[Excerpt from a dataset]
_ _ _

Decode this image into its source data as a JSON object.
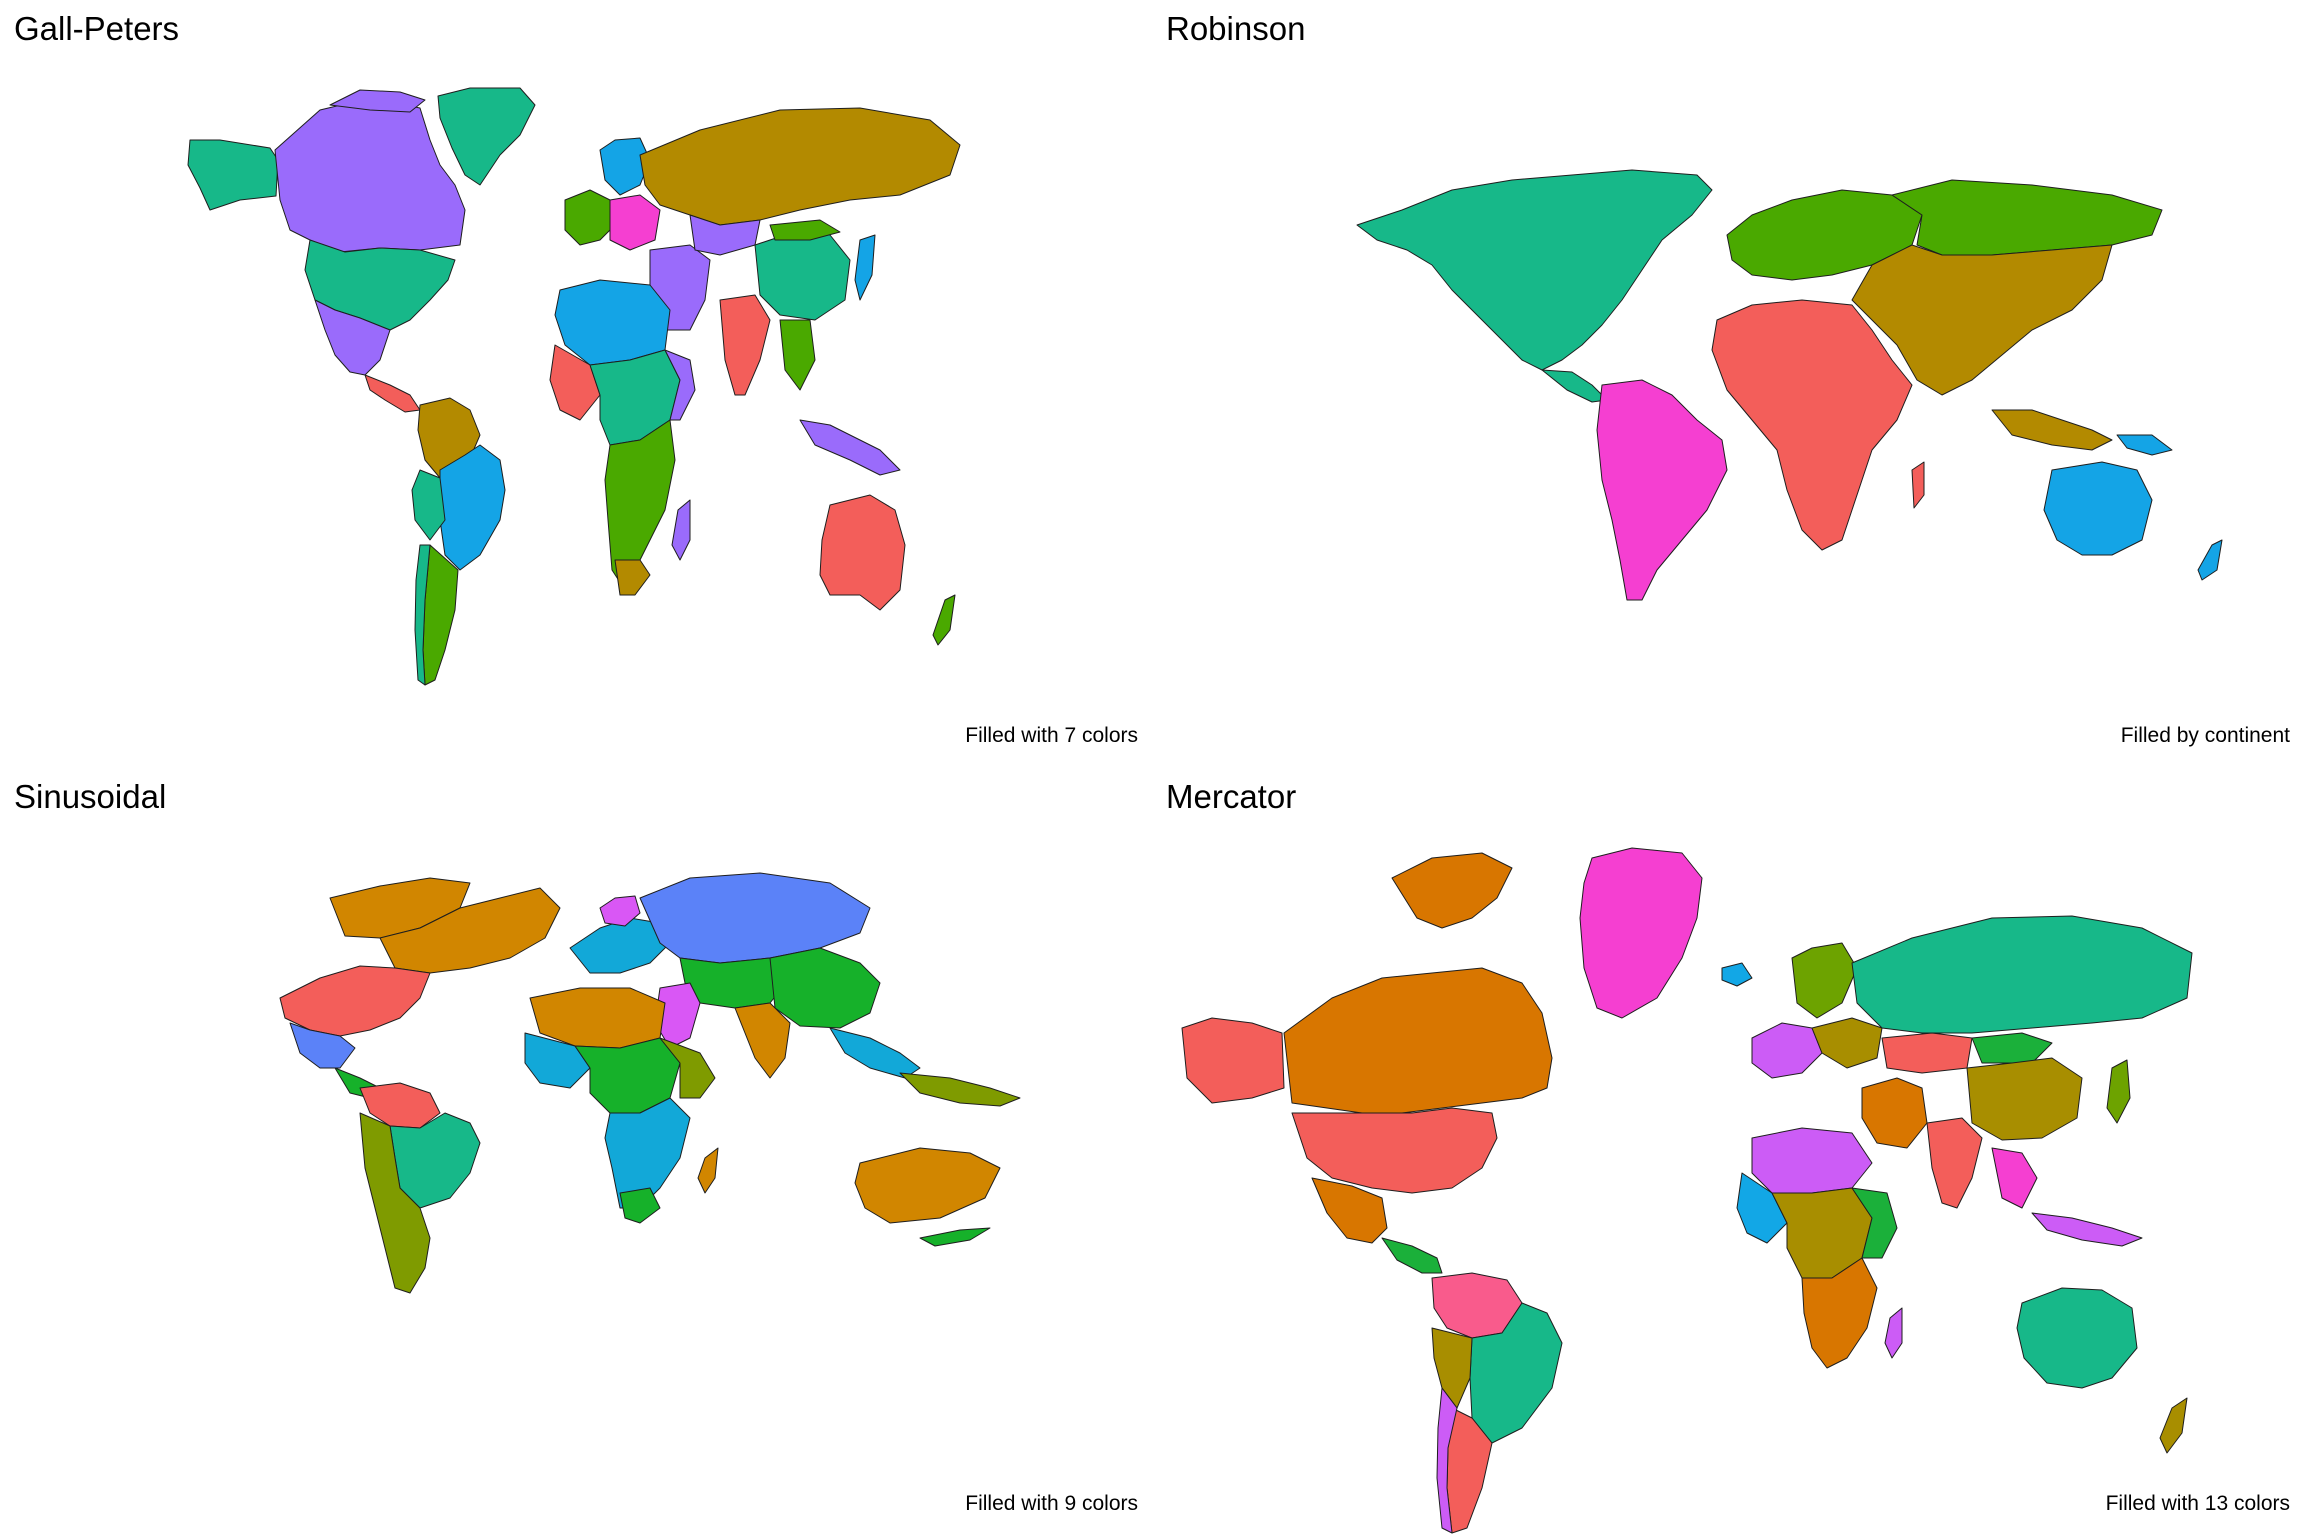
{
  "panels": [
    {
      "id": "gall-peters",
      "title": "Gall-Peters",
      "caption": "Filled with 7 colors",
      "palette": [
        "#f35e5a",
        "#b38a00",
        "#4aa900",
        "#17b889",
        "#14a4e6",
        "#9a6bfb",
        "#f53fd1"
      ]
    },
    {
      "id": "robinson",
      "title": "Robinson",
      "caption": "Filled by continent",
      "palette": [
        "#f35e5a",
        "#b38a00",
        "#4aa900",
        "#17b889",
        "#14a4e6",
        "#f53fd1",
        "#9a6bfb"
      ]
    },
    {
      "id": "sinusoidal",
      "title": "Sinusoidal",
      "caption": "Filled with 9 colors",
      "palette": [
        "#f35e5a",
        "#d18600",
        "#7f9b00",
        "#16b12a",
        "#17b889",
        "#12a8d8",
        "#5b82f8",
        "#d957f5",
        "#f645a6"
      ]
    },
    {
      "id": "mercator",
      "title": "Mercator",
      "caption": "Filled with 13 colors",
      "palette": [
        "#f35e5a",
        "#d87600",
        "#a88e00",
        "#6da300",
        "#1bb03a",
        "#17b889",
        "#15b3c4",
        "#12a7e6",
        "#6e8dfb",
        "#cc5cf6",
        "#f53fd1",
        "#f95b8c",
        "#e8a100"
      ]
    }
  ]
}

_ _ _

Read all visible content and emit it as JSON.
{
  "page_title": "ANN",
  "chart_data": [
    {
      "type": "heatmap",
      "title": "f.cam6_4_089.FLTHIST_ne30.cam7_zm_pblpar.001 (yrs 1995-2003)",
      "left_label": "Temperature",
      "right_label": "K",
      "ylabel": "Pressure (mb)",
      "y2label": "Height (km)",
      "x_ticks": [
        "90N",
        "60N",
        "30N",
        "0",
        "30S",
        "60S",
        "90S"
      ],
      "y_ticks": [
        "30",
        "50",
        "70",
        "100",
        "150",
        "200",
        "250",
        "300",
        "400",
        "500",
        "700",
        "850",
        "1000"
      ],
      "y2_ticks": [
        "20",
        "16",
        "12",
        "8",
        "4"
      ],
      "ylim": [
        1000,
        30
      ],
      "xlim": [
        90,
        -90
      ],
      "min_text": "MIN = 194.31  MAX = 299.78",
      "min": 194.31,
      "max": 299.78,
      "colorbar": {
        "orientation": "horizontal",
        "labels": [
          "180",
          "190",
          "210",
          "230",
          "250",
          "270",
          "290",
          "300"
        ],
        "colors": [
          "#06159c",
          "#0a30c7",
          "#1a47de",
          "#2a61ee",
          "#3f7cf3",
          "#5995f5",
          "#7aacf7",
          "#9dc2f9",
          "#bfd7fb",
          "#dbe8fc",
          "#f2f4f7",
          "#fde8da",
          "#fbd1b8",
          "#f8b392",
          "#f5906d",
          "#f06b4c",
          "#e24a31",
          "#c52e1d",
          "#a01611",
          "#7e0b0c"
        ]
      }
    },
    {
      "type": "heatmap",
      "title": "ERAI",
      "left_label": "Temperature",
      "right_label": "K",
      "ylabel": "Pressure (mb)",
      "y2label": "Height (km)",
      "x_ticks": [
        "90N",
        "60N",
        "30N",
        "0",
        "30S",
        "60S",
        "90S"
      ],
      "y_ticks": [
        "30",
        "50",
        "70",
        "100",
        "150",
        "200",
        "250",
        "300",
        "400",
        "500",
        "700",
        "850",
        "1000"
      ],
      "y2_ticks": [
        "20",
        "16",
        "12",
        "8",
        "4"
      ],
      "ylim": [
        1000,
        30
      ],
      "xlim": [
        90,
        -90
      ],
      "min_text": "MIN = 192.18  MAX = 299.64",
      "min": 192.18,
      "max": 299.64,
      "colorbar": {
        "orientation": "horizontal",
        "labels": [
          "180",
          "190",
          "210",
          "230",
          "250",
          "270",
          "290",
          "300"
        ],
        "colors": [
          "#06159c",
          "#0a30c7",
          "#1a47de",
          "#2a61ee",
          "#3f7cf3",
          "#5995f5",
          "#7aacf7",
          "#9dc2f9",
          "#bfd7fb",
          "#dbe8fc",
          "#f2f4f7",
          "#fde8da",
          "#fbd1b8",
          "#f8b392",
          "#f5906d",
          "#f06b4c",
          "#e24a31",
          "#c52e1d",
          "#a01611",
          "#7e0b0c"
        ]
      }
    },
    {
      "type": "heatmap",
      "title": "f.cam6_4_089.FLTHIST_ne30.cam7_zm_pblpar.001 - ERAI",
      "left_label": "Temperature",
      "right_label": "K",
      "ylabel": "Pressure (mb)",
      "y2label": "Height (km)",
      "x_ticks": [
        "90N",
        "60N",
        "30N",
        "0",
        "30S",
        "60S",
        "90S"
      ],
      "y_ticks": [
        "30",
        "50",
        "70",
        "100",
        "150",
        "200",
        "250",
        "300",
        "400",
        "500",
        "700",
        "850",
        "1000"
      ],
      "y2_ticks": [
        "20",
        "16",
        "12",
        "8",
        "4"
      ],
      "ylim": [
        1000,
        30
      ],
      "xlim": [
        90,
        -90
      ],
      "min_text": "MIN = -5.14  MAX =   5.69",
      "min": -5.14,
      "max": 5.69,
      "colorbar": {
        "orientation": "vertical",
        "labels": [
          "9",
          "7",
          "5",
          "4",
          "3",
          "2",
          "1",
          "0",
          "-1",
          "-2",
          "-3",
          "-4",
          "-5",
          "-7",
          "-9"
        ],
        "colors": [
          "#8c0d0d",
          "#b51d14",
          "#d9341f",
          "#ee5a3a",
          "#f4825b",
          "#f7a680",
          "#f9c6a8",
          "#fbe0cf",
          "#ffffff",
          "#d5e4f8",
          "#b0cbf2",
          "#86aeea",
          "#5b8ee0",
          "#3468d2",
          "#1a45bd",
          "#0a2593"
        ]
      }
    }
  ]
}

_ _ _

■ **WHAT IS REQUIRED**
Using the listing above, gather each line that holds the string "Filled" and copy it.

■ **RESULT BELOW**
      "caption": "Filled with 7 colors",
      "caption": "Filled by continent",
      "caption": "Filled with 9 colors",
      "caption": "Filled with 13 colors",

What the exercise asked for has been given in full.